§ What this task involves
Without the images, write out the whole listing exactly.

§ Record excerpts
----
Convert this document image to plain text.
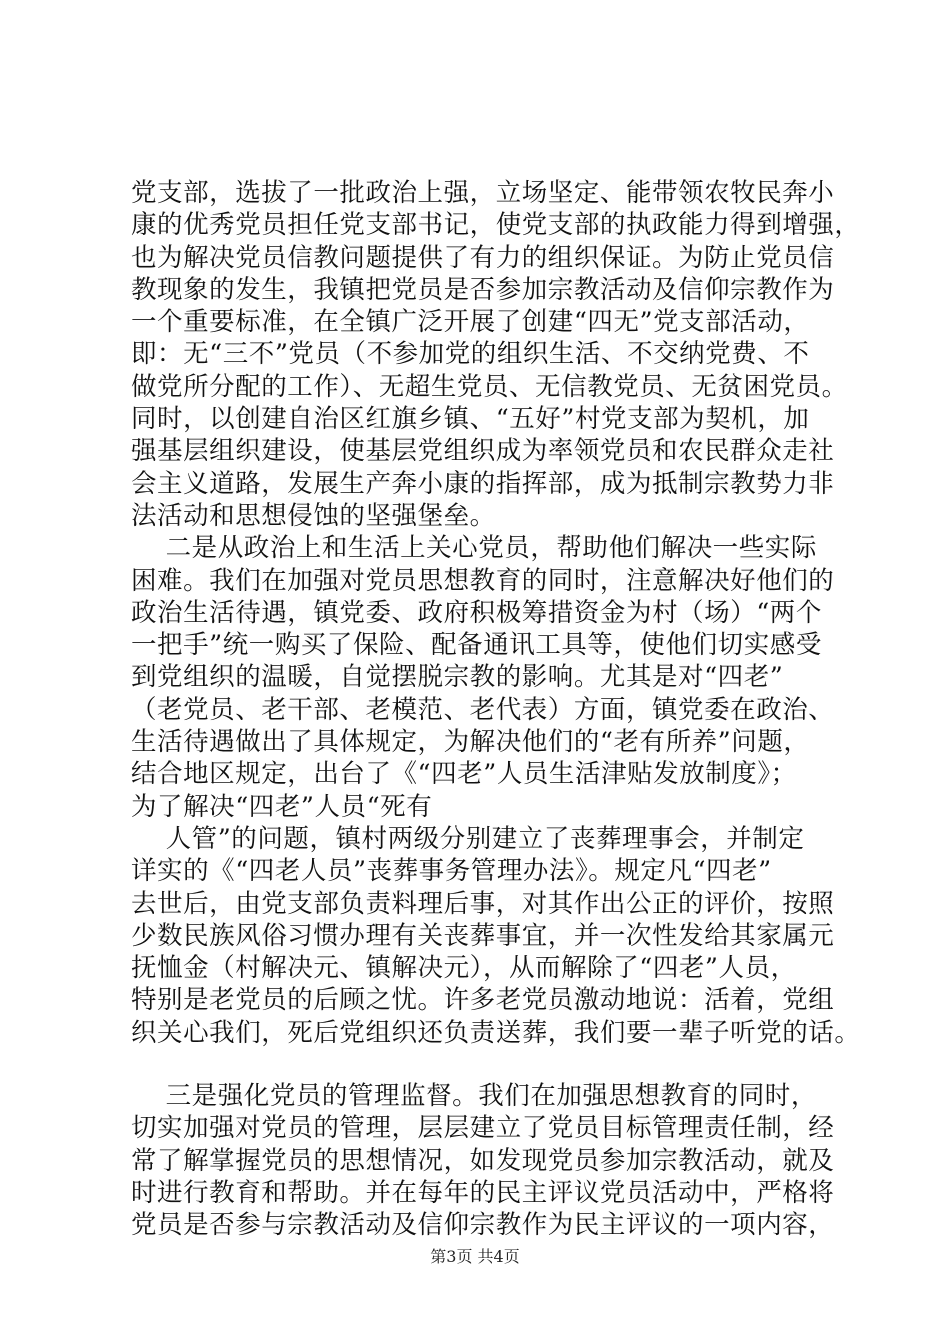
党支部，选拔了一批政治上强，立场坚定、能带领农牧民奔小
康的优秀党员担任党支部书记，使党支部的执政能力得到增强，
也为解决党员信教问题提供了有力的组织保证。为防止党员信
教现象的发生，我镇把党员是否参加宗教活动及信仰宗教作为
一个重要标准，在全镇广泛开展了创建“四无”党支部活动，
即：无“三不”党员（不参加党的组织生活、不交纳党费、不
做党所分配的工作）、无超生党员、无信教党员、无贫困党员。
同时，以创建自治区红旗乡镇、“五好”村党支部为契机，加
强基层组织建设，使基层党组织成为率领党员和农民群众走社
会主义道路，发展生产奔小康的指挥部，成为抵制宗教势力非
法活动和思想侵蚀的坚强堡垒。
二是从政治上和生活上关心党员，帮助他们解决一些实际
困难。我们在加强对党员思想教育的同时，注意解决好他们的
政治生活待遇，镇党委、政府积极筹措资金为村（场）“两个
一把手”统一购买了保险、配备通讯工具等，使他们切实感受
到党组织的温暖，自觉摆脱宗教的影响。尤其是对“四老”
（老党员、老干部、老模范、老代表）方面，镇党委在政治、
生活待遇做出了具体规定，为解决他们的“老有所养”问题，
结合地区规定，出台了《“四老”人员生活津贴发放制度》；
为了解决“四老”人员“死有
人管”的问题，镇村两级分别建立了丧葬理事会，并制定
详实的《“四老人员”丧葬事务管理办法》。规定凡“四老”
去世后，由党支部负责料理后事，对其作出公正的评价，按照
少数民族风俗习惯办理有关丧葬事宜，并一次性发给其家属元
抚恤金（村解决元、镇解决元），从而解除了“四老”人员，
特别是老党员的后顾之忧。许多老党员激动地说：活着，党组
织关心我们，死后党组织还负责送葬，我们要一辈子听党的话。
三是强化党员的管理监督。我们在加强思想教育的同时，
切实加强对党员的管理，层层建立了党员目标管理责任制，经
常了解掌握党员的思想情况，如发现党员参加宗教活动，就及
时进行教育和帮助。并在每年的民主评议党员活动中，严格将
党员是否参与宗教活动及信仰宗教作为民主评议的一项内容，
第3页 共4页
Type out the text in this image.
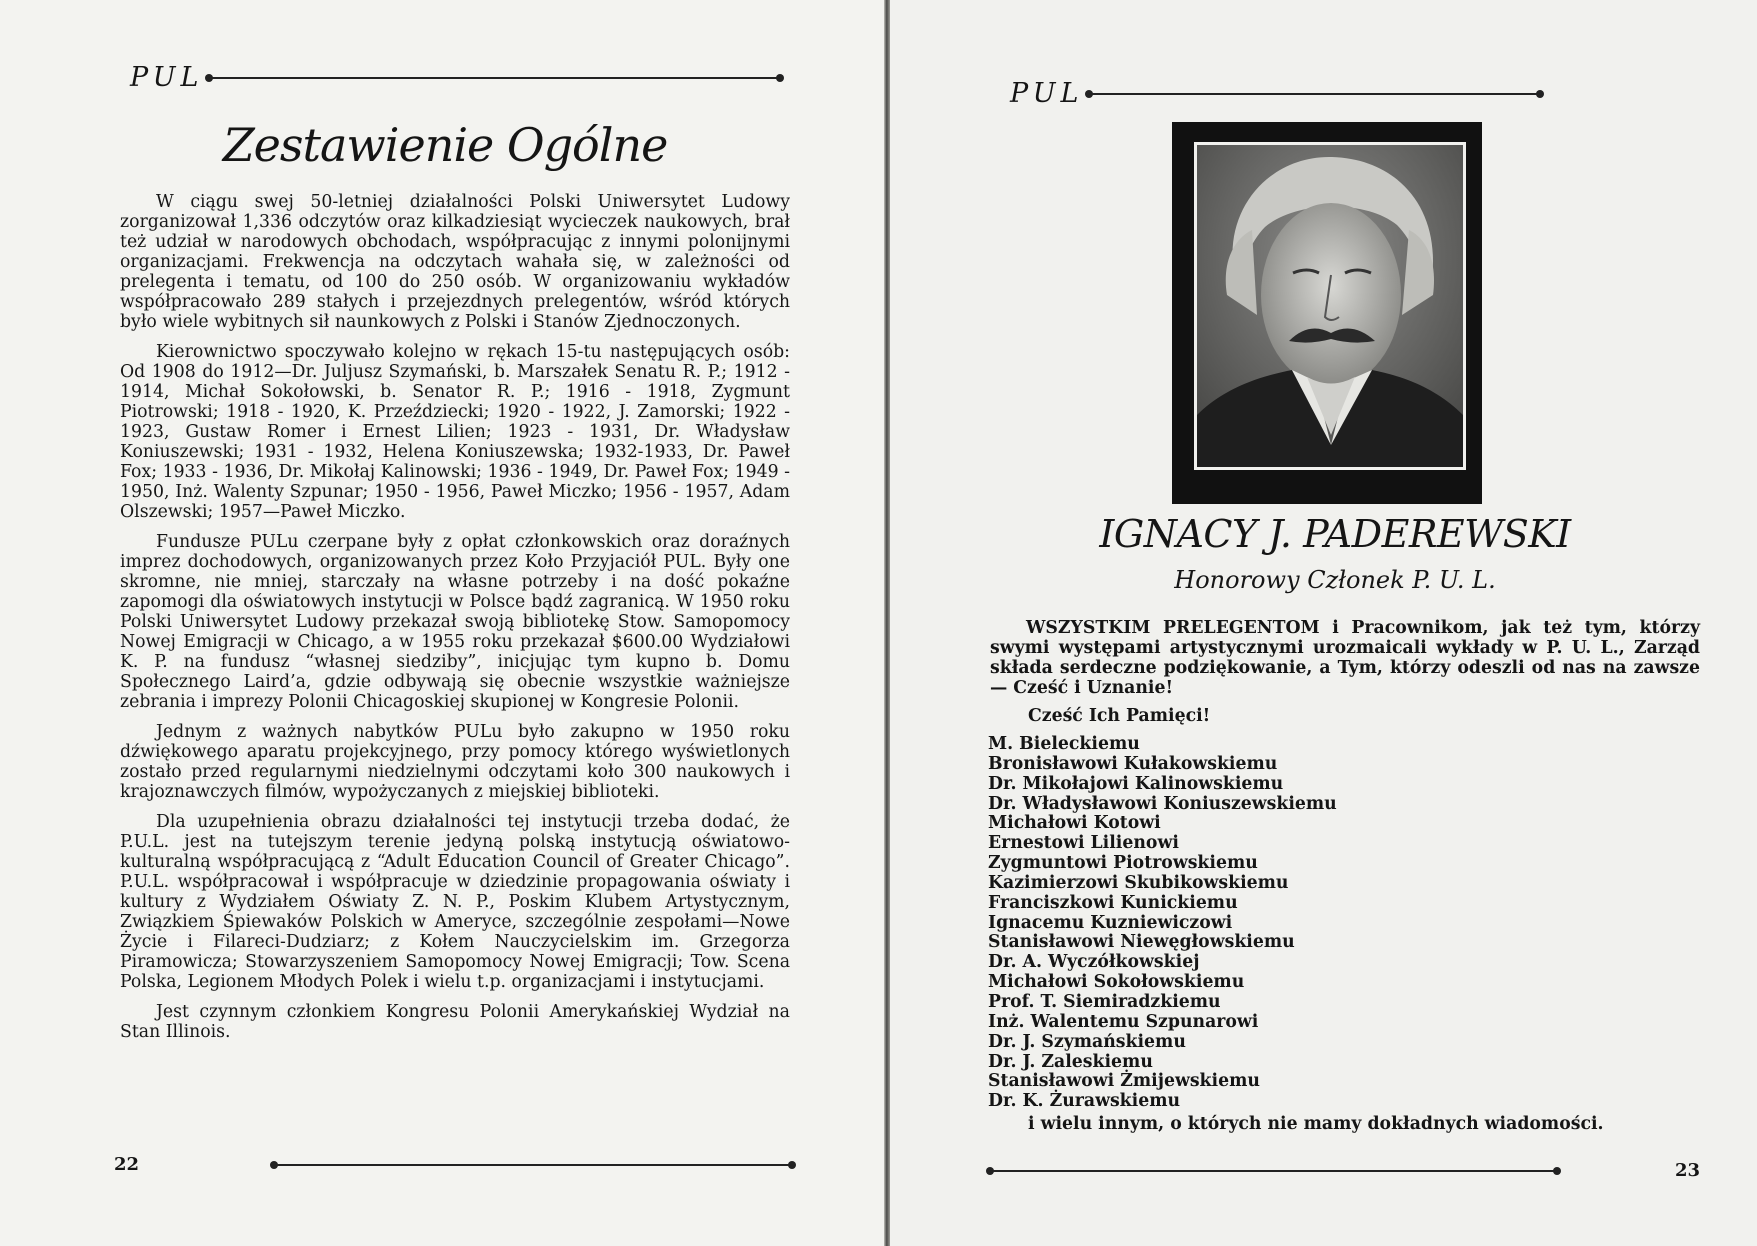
PUL
Zestawienie Ogólne

W ciągu swej 50-letniej działalności Polski Uniwersytet Ludowy zorganizował 1,336 odczytów oraz kilkadziesiąt wycieczek naukowych, brał też udział w narodowych obchodach, współpracując z innymi polonijnymi organizacjami. Frekwencja na odczytach wahała się, w zależności od prelegenta i tematu, od 100 do 250 osób. W organizowaniu wykładów współpracowało 289 stałych i przejezdnych prelegentów, wśród których było wiele wybitnych sił naunkowych z Polski i Stanów Zjednoczonych.

Kierownictwo spoczywało kolejno w rękach 15-tu następujących osób: Od 1908 do 1912—Dr. Juljusz Szymański, b. Marszałek Senatu R. P.; 1912 - 1914, Michał Sokołowski, b. Senator R. P.; 1916 - 1918, Zygmunt Piotrowski; 1918 - 1920, K. Przeździecki; 1920 - 1922, J. Zamorski; 1922 - 1923, Gustaw Romer i Ernest Lilien; 1923 - 1931, Dr. Władysław Koniuszewski; 1931 - 1932, Helena Koniuszewska; 1932-1933, Dr. Paweł Fox; 1933 - 1936, Dr. Mikołaj Kalinowski; 1936 - 1949, Dr. Paweł Fox; 1949 - 1950, Inż. Walenty Szpunar; 1950 - 1956, Paweł Miczko; 1956 - 1957, Adam Olszewski; 1957—Paweł Miczko.

Fundusze PULu czerpane były z opłat członkowskich oraz doraźnych imprez dochodowych, organizowanych przez Koło Przyjaciół PUL. Były one skromne, nie mniej, starczały na własne potrzeby i na dość pokaźne zapomogi dla oświatowych instytucji w Polsce bądź zagranicą. W 1950 roku Polski Uniwersytet Ludowy przekazał swoją bibliotekę Stow. Samopomocy Nowej Emigracji w Chicago, a w 1955 roku przekazał $600.00 Wydziałowi K. P. na fundusz “własnej siedziby”, inicjując tym kupno b. Domu Społecznego Laird’a, gdzie odbywają się obecnie wszystkie ważniejsze zebrania i imprezy Polonii Chicagoskiej skupionej w Kongresie Polonii.

Jednym z ważnych nabytków PULu było zakupno w 1950 roku dźwiękowego aparatu projekcyjnego, przy pomocy którego wyświetlonych zostało przed regularnymi niedzielnymi odczytami koło 300 naukowych i krajoznawczych filmów, wypożyczanych z miejskiej biblioteki.

Dla uzupełnienia obrazu działalności tej instytucji trzeba dodać, że P.U.L. jest na tutejszym terenie jedyną polską instytucją oświatowo-kulturalną współpracującą z “Adult Education Council of Greater Chicago”. P.U.L. współpracował i współpracuje w dziedzinie propagowania oświaty i kultury z Wydziałem Oświaty Z. N. P., Poskim Klubem Artystycznym, Związkiem Śpiewaków Polskich w Ameryce, szczególnie zespołami—Nowe Życie i Filareci-Dudziarz; z Kołem Nauczycielskim im. Grzegorza Piramowicza; Stowarzyszeniem Samopomocy Nowej Emigracji; Tow. Scena Polska, Legionem Młodych Polek i wielu t.p. organizacjami i instytucjami.

Jest czynnym członkiem Kongresu Polonii Amerykańskiej Wydział na Stan Illinois.

22
PUL
IGNACY J. PADEREWSKI
Honorowy Członek P. U. L.

WSZYSTKIM PRELEGENTOM i Pracownikom, jak też tym, którzy swymi występami artystycznymi urozmaicali wykłady w P. U. L., Zarząd składa serdeczne podziękowanie, a Tym, którzy odeszli od nas na zawsze — Cześć i Uznanie!

Cześć Ich Pamięci!
M. Bieleckiemu
Bronisławowi Kułakowskiemu
Dr. Mikołajowi Kalinowskiemu
Dr. Władysławowi Koniuszewskiemu
Michałowi Kotowi
Ernestowi Lilienowi
Zygmuntowi Piotrowskiemu
Kazimierzowi Skubikowskiemu
Franciszkowi Kunickiemu
Ignacemu Kuzniewiczowi
Stanisławowi Niewęgłowskiemu
Dr. A. Wyczółkowskiej
Michałowi Sokołowskiemu
Prof. T. Siemiradzkiemu
Inż. Walentemu Szpunarowi
Dr. J. Szymańskiemu
Dr. J. Zaleskiemu
Stanisławowi Żmijewskiemu
Dr. K. Żurawskiemu
i wielu innym, o których nie mamy dokładnych wiadomości.
23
----
§ Correct answer
Convert this document image to plain text.
党支部，选拔了一批政治上强，立场坚定、能带领农牧民奔小
康的优秀党员担任党支部书记，使党支部的执政能力得到增强，
也为解决党员信教问题提供了有力的组织保证。为防止党员信
教现象的发生，我镇把党员是否参加宗教活动及信仰宗教作为
一个重要标准，在全镇广泛开展了创建“四无”党支部活动，
即：无“三不”党员（不参加党的组织生活、不交纳党费、不
做党所分配的工作）、无超生党员、无信教党员、无贫困党员。
同时，以创建自治区红旗乡镇、“五好”村党支部为契机，加
强基层组织建设，使基层党组织成为率领党员和农民群众走社
会主义道路，发展生产奔小康的指挥部，成为抵制宗教势力非
法活动和思想侵蚀的坚强堡垒。
二是从政治上和生活上关心党员，帮助他们解决一些实际
困难。我们在加强对党员思想教育的同时，注意解决好他们的
政治生活待遇，镇党委、政府积极筹措资金为村（场）“两个
一把手”统一购买了保险、配备通讯工具等，使他们切实感受
到党组织的温暖，自觉摆脱宗教的影响。尤其是对“四老”
（老党员、老干部、老模范、老代表）方面，镇党委在政治、
生活待遇做出了具体规定，为解决他们的“老有所养”问题，
结合地区规定，出台了《“四老”人员生活津贴发放制度》；
为了解决“四老”人员“死有
人管”的问题，镇村两级分别建立了丧葬理事会，并制定
详实的《“四老人员”丧葬事务管理办法》。规定凡“四老”
去世后，由党支部负责料理后事，对其作出公正的评价，按照
少数民族风俗习惯办理有关丧葬事宜，并一次性发给其家属元
抚恤金（村解决元、镇解决元），从而解除了“四老”人员，
特别是老党员的后顾之忧。许多老党员激动地说：活着，党组
织关心我们，死后党组织还负责送葬，我们要一辈子听党的话。
三是强化党员的管理监督。我们在加强思想教育的同时，
切实加强对党员的管理，层层建立了党员目标管理责任制，经
常了解掌握党员的思想情况，如发现党员参加宗教活动，就及
时进行教育和帮助。并在每年的民主评议党员活动中，严格将
党员是否参与宗教活动及信仰宗教作为民主评议的一项内容，
第3页 共4页
Type out the text in this image.
PUL
Zestawienie Ogólne

W ciągu swej 50-letniej działalności Polski Uniwersytet Ludowy zorganizował 1,336 odczytów oraz kilkadziesiąt wycieczek naukowych, brał też udział w narodowych obchodach, współpracując z innymi polonijnymi organizacjami. Frekwencja na odczytach wahała się, w zależności od prelegenta i tematu, od 100 do 250 osób. W organizowaniu wykładów współpracowało 289 stałych i przejezdnych prelegentów, wśród których było wiele wybitnych sił naunkowych z Polski i Stanów Zjednoczonych.

Kierownictwo spoczywało kolejno w rękach 15-tu następujących osób: Od 1908 do 1912—Dr. Juljusz Szymański, b. Marszałek Senatu R. P.; 1912 - 1914, Michał Sokołowski, b. Senator R. P.; 1916 - 1918, Zygmunt Piotrowski; 1918 - 1920, K. Przeździecki; 1920 - 1922, J. Zamorski; 1922 - 1923, Gustaw Romer i Ernest Lilien; 1923 - 1931, Dr. Władysław Koniuszewski; 1931 - 1932, Helena Koniuszewska; 1932-1933, Dr. Paweł Fox; 1933 - 1936, Dr. Mikołaj Kalinowski; 1936 - 1949, Dr. Paweł Fox; 1949 - 1950, Inż. Walenty Szpunar; 1950 - 1956, Paweł Miczko; 1956 - 1957, Adam Olszewski; 1957—Paweł Miczko.

Fundusze PULu czerpane były z opłat członkowskich oraz doraźnych imprez dochodowych, organizowanych przez Koło Przyjaciół PUL. Były one skromne, nie mniej, starczały na własne potrzeby i na dość pokaźne zapomogi dla oświatowych instytucji w Polsce bądź zagranicą. W 1950 roku Polski Uniwersytet Ludowy przekazał swoją bibliotekę Stow. Samopomocy Nowej Emigracji w Chicago, a w 1955 roku przekazał $600.00 Wydziałowi K. P. na fundusz “własnej siedziby”, inicjując tym kupno b. Domu Społecznego Laird’a, gdzie odbywają się obecnie wszystkie ważniejsze zebrania i imprezy Polonii Chicagoskiej skupionej w Kongresie Polonii.

Jednym z ważnych nabytków PULu było zakupno w 1950 roku dźwiękowego aparatu projekcyjnego, przy pomocy którego wyświetlonych zostało przed regularnymi niedzielnymi odczytami koło 300 naukowych i krajoznawczych filmów, wypożyczanych z miejskiej biblioteki.

Dla uzupełnienia obrazu działalności tej instytucji trzeba dodać, że P.U.L. jest na tutejszym terenie jedyną polską instytucją oświatowo-kulturalną współpracującą z “Adult Education Council of Greater Chicago”. P.U.L. współpracował i współpracuje w dziedzinie propagowania oświaty i kultury z Wydziałem Oświaty Z. N. P., Poskim Klubem Artystycznym, Związkiem Śpiewaków Polskich w Ameryce, szczególnie zespołami—Nowe Życie i Filareci-Dudziarz; z Kołem Nauczycielskim im. Grzegorza Piramowicza; Stowarzyszeniem Samopomocy Nowej Emigracji; Tow. Scena Polska, Legionem Młodych Polek i wielu t.p. organizacjami i instytucjami.

Jest czynnym członkiem Kongresu Polonii Amerykańskiej Wydział na Stan Illinois.

22
PUL
IGNACY J. PADEREWSKI
Honorowy Członek P. U. L.

WSZYSTKIM PRELEGENTOM i Pracownikom, jak też tym, którzy swymi występami artystycznymi urozmaicali wykłady w P. U. L., Zarząd składa serdeczne podziękowanie, a Tym, którzy odeszli od nas na zawsze — Cześć i Uznanie!

Cześć Ich Pamięci!
M. Bieleckiemu
Bronisławowi Kułakowskiemu
Dr. Mikołajowi Kalinowskiemu
Dr. Władysławowi Koniuszewskiemu
Michałowi Kotowi
Ernestowi Lilienowi
Zygmuntowi Piotrowskiemu
Kazimierzowi Skubikowskiemu
Franciszkowi Kunickiemu
Ignacemu Kuzniewiczowi
Stanisławowi Niewęgłowskiemu
Dr. A. Wyczółkowskiej
Michałowi Sokołowskiemu
Prof. T. Siemiradzkiemu
Inż. Walentemu Szpunarowi
Dr. J. Szymańskiemu
Dr. J. Zaleskiemu
Stanisławowi Żmijewskiemu
Dr. K. Żurawskiemu
i wielu innym, o których nie mamy dokładnych wiadomości.
23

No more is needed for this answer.